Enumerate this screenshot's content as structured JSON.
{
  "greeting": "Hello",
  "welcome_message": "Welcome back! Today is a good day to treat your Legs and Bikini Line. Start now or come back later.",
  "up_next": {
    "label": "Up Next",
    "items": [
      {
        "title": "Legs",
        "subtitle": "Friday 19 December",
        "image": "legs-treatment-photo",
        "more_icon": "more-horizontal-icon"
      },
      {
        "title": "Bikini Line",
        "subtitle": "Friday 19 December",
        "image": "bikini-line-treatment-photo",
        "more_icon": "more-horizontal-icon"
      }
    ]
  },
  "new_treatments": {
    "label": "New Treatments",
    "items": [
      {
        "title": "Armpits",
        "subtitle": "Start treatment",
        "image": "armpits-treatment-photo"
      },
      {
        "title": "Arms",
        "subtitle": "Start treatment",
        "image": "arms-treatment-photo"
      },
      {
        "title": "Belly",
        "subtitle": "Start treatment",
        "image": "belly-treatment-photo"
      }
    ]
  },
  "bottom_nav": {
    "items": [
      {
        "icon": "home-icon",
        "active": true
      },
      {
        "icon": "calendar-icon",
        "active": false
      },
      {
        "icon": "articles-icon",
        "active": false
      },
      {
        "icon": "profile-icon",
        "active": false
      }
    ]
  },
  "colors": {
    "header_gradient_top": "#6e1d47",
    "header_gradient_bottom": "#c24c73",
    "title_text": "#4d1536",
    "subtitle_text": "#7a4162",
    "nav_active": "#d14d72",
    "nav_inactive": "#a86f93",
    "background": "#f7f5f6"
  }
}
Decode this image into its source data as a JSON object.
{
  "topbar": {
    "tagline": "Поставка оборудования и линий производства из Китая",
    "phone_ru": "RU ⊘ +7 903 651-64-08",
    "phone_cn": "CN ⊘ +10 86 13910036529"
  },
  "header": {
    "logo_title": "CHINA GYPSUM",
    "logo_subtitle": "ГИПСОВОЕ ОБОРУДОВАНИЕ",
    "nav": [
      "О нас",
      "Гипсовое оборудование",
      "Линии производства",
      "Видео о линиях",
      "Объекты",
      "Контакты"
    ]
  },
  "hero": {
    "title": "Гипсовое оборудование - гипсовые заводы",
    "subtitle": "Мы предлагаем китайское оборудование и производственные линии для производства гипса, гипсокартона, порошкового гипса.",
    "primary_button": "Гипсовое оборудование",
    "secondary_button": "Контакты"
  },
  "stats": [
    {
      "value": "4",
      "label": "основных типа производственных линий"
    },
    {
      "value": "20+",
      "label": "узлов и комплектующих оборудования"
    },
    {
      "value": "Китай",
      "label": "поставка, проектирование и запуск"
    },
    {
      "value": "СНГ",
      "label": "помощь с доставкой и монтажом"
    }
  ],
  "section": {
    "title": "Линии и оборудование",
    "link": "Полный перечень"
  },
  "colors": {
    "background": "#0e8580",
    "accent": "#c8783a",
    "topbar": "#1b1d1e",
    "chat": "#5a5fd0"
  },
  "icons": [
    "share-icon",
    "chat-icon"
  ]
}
* * * * * * *
Copy exactly the lines above, from the one containing "Decode this image" through the very last line.

Decode this image into its source data as a JSON object.
{
  "topbar": {
    "tagline": "Поставка оборудования и линий производства из Китая",
    "phone_ru": "RU ⊘ +7 903 651-64-08",
    "phone_cn": "CN ⊘ +10 86 13910036529"
  },
  "header": {
    "logo_title": "CHINA GYPSUM",
    "logo_subtitle": "ГИПСОВОЕ ОБОРУДОВАНИЕ",
    "nav": [
      "О нас",
      "Гипсовое оборудование",
      "Линии производства",
      "Видео о линиях",
      "Объекты",
      "Контакты"
    ]
  },
  "hero": {
    "title": "Гипсовое оборудование - гипсовые заводы",
    "subtitle": "Мы предлагаем китайское оборудование и производственные линии для производства гипса, гипсокартона, порошкового гипса.",
    "primary_button": "Гипсовое оборудование",
    "secondary_button": "Контакты"
  },
  "stats": [
    {
      "value": "4",
      "label": "основных типа производственных линий"
    },
    {
      "value": "20+",
      "label": "узлов и комплектующих оборудования"
    },
    {
      "value": "Китай",
      "label": "поставка, проектирование и запуск"
    },
    {
      "value": "СНГ",
      "label": "помощь с доставкой и монтажом"
    }
  ],
  "section": {
    "title": "Линии и оборудование",
    "link": "Полный перечень"
  },
  "colors": {
    "background": "#0e8580",
    "accent": "#c8783a",
    "topbar": "#1b1d1e",
    "chat": "#5a5fd0"
  },
  "icons": [
    "share-icon",
    "chat-icon"
  ]
}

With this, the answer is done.